%%

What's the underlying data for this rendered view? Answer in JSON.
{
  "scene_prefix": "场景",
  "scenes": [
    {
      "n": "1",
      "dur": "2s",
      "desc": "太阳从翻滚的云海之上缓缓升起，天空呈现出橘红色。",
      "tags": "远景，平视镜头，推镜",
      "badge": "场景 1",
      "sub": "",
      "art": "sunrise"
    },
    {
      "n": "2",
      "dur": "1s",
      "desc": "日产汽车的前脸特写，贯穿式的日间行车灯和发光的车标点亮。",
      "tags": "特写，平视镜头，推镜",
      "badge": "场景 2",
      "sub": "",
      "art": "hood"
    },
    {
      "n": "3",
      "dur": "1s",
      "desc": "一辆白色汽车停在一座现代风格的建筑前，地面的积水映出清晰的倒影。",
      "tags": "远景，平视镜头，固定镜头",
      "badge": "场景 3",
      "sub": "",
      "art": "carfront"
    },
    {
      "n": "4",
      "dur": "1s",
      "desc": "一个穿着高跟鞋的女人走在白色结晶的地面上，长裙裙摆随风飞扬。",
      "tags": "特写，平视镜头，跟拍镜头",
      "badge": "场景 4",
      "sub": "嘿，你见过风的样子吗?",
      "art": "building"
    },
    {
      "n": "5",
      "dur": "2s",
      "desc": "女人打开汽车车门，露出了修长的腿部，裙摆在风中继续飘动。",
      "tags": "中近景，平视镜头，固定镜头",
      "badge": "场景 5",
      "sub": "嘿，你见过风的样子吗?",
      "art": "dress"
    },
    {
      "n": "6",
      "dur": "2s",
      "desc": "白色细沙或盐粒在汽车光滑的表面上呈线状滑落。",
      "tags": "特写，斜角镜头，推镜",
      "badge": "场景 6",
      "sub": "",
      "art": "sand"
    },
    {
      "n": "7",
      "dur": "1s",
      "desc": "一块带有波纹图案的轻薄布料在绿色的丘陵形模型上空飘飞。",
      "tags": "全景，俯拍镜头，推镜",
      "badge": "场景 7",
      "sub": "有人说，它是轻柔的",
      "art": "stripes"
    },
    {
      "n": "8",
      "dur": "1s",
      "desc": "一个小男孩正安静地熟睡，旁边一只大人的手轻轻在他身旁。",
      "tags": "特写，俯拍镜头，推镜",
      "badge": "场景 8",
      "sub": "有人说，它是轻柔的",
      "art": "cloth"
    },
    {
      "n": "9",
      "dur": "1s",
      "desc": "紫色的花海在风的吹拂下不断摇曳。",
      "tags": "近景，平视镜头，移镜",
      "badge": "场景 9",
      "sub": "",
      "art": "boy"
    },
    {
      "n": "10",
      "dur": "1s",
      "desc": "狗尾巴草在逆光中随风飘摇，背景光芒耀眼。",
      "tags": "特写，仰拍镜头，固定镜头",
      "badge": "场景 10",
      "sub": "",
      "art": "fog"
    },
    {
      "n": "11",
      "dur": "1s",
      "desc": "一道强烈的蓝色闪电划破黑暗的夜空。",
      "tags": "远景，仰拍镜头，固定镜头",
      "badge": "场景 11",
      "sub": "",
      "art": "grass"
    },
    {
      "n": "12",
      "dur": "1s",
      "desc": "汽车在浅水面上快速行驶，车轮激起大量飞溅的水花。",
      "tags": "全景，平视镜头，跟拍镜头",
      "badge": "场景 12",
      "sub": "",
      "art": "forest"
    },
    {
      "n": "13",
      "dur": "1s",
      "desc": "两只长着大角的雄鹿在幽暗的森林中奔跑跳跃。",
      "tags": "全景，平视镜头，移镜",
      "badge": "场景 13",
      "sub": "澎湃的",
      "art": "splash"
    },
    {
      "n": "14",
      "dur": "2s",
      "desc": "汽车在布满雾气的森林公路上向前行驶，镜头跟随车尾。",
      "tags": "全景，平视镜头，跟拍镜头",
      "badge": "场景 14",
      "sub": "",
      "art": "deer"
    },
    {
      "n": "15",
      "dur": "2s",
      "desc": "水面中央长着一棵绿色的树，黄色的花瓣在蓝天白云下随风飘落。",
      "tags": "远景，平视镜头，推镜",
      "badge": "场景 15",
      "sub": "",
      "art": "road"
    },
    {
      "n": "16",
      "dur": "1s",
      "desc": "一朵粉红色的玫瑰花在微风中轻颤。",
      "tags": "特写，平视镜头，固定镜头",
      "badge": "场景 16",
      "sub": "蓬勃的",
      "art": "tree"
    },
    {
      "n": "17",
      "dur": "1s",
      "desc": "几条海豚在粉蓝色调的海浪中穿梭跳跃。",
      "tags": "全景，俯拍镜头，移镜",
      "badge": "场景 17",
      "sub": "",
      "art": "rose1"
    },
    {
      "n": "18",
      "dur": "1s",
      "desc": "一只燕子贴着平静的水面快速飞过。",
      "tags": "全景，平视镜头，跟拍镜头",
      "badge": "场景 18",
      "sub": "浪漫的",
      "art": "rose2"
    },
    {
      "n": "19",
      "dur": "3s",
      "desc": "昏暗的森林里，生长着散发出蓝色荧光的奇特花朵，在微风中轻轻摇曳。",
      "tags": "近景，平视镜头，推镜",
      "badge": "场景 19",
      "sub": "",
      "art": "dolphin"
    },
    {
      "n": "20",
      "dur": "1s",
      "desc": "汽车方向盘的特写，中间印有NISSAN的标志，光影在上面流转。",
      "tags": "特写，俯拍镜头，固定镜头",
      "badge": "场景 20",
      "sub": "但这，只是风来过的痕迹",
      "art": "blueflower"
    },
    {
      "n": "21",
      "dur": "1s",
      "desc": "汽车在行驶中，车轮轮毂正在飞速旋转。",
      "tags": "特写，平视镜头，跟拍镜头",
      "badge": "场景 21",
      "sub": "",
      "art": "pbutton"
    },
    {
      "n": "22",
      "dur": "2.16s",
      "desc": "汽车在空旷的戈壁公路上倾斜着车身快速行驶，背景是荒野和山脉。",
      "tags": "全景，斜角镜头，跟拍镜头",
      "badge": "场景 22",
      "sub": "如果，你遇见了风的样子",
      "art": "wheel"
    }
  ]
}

%%

- _Directions_
Print the whole listing again, exactly.

- _Completed exercise_
What's the underlying data for this rendered view? Answer in JSON.
{
  "scene_prefix": "场景",
  "scenes": [
    {
      "n": "1",
      "dur": "2s",
      "desc": "太阳从翻滚的云海之上缓缓升起，天空呈现出橘红色。",
      "tags": "远景，平视镜头，推镜",
      "badge": "场景 1",
      "sub": "",
      "art": "sunrise"
    },
    {
      "n": "2",
      "dur": "1s",
      "desc": "日产汽车的前脸特写，贯穿式的日间行车灯和发光的车标点亮。",
      "tags": "特写，平视镜头，推镜",
      "badge": "场景 2",
      "sub": "",
      "art": "hood"
    },
    {
      "n": "3",
      "dur": "1s",
      "desc": "一辆白色汽车停在一座现代风格的建筑前，地面的积水映出清晰的倒影。",
      "tags": "远景，平视镜头，固定镜头",
      "badge": "场景 3",
      "sub": "",
      "art": "carfront"
    },
    {
      "n": "4",
      "dur": "1s",
      "desc": "一个穿着高跟鞋的女人走在白色结晶的地面上，长裙裙摆随风飞扬。",
      "tags": "特写，平视镜头，跟拍镜头",
      "badge": "场景 4",
      "sub": "嘿，你见过风的样子吗?",
      "art": "building"
    },
    {
      "n": "5",
      "dur": "2s",
      "desc": "女人打开汽车车门，露出了修长的腿部，裙摆在风中继续飘动。",
      "tags": "中近景，平视镜头，固定镜头",
      "badge": "场景 5",
      "sub": "嘿，你见过风的样子吗?",
      "art": "dress"
    },
    {
      "n": "6",
      "dur": "2s",
      "desc": "白色细沙或盐粒在汽车光滑的表面上呈线状滑落。",
      "tags": "特写，斜角镜头，推镜",
      "badge": "场景 6",
      "sub": "",
      "art": "sand"
    },
    {
      "n": "7",
      "dur": "1s",
      "desc": "一块带有波纹图案的轻薄布料在绿色的丘陵形模型上空飘飞。",
      "tags": "全景，俯拍镜头，推镜",
      "badge": "场景 7",
      "sub": "有人说，它是轻柔的",
      "art": "stripes"
    },
    {
      "n": "8",
      "dur": "1s",
      "desc": "一个小男孩正安静地熟睡，旁边一只大人的手轻轻在他身旁。",
      "tags": "特写，俯拍镜头，推镜",
      "badge": "场景 8",
      "sub": "有人说，它是轻柔的",
      "art": "cloth"
    },
    {
      "n": "9",
      "dur": "1s",
      "desc": "紫色的花海在风的吹拂下不断摇曳。",
      "tags": "近景，平视镜头，移镜",
      "badge": "场景 9",
      "sub": "",
      "art": "boy"
    },
    {
      "n": "10",
      "dur": "1s",
      "desc": "狗尾巴草在逆光中随风飘摇，背景光芒耀眼。",
      "tags": "特写，仰拍镜头，固定镜头",
      "badge": "场景 10",
      "sub": "",
      "art": "fog"
    },
    {
      "n": "11",
      "dur": "1s",
      "desc": "一道强烈的蓝色闪电划破黑暗的夜空。",
      "tags": "远景，仰拍镜头，固定镜头",
      "badge": "场景 11",
      "sub": "",
      "art": "grass"
    },
    {
      "n": "12",
      "dur": "1s",
      "desc": "汽车在浅水面上快速行驶，车轮激起大量飞溅的水花。",
      "tags": "全景，平视镜头，跟拍镜头",
      "badge": "场景 12",
      "sub": "",
      "art": "forest"
    },
    {
      "n": "13",
      "dur": "1s",
      "desc": "两只长着大角的雄鹿在幽暗的森林中奔跑跳跃。",
      "tags": "全景，平视镜头，移镜",
      "badge": "场景 13",
      "sub": "澎湃的",
      "art": "splash"
    },
    {
      "n": "14",
      "dur": "2s",
      "desc": "汽车在布满雾气的森林公路上向前行驶，镜头跟随车尾。",
      "tags": "全景，平视镜头，跟拍镜头",
      "badge": "场景 14",
      "sub": "",
      "art": "deer"
    },
    {
      "n": "15",
      "dur": "2s",
      "desc": "水面中央长着一棵绿色的树，黄色的花瓣在蓝天白云下随风飘落。",
      "tags": "远景，平视镜头，推镜",
      "badge": "场景 15",
      "sub": "",
      "art": "road"
    },
    {
      "n": "16",
      "dur": "1s",
      "desc": "一朵粉红色的玫瑰花在微风中轻颤。",
      "tags": "特写，平视镜头，固定镜头",
      "badge": "场景 16",
      "sub": "蓬勃的",
      "art": "tree"
    },
    {
      "n": "17",
      "dur": "1s",
      "desc": "几条海豚在粉蓝色调的海浪中穿梭跳跃。",
      "tags": "全景，俯拍镜头，移镜",
      "badge": "场景 17",
      "sub": "",
      "art": "rose1"
    },
    {
      "n": "18",
      "dur": "1s",
      "desc": "一只燕子贴着平静的水面快速飞过。",
      "tags": "全景，平视镜头，跟拍镜头",
      "badge": "场景 18",
      "sub": "浪漫的",
      "art": "rose2"
    },
    {
      "n": "19",
      "dur": "3s",
      "desc": "昏暗的森林里，生长着散发出蓝色荧光的奇特花朵，在微风中轻轻摇曳。",
      "tags": "近景，平视镜头，推镜",
      "badge": "场景 19",
      "sub": "",
      "art": "dolphin"
    },
    {
      "n": "20",
      "dur": "1s",
      "desc": "汽车方向盘的特写，中间印有NISSAN的标志，光影在上面流转。",
      "tags": "特写，俯拍镜头，固定镜头",
      "badge": "场景 20",
      "sub": "但这，只是风来过的痕迹",
      "art": "blueflower"
    },
    {
      "n": "21",
      "dur": "1s",
      "desc": "汽车在行驶中，车轮轮毂正在飞速旋转。",
      "tags": "特写，平视镜头，跟拍镜头",
      "badge": "场景 21",
      "sub": "",
      "art": "pbutton"
    },
    {
      "n": "22",
      "dur": "2.16s",
      "desc": "汽车在空旷的戈壁公路上倾斜着车身快速行驶，背景是荒野和山脉。",
      "tags": "全景，斜角镜头，跟拍镜头",
      "badge": "场景 22",
      "sub": "如果，你遇见了风的样子",
      "art": "wheel"
    }
  ]
}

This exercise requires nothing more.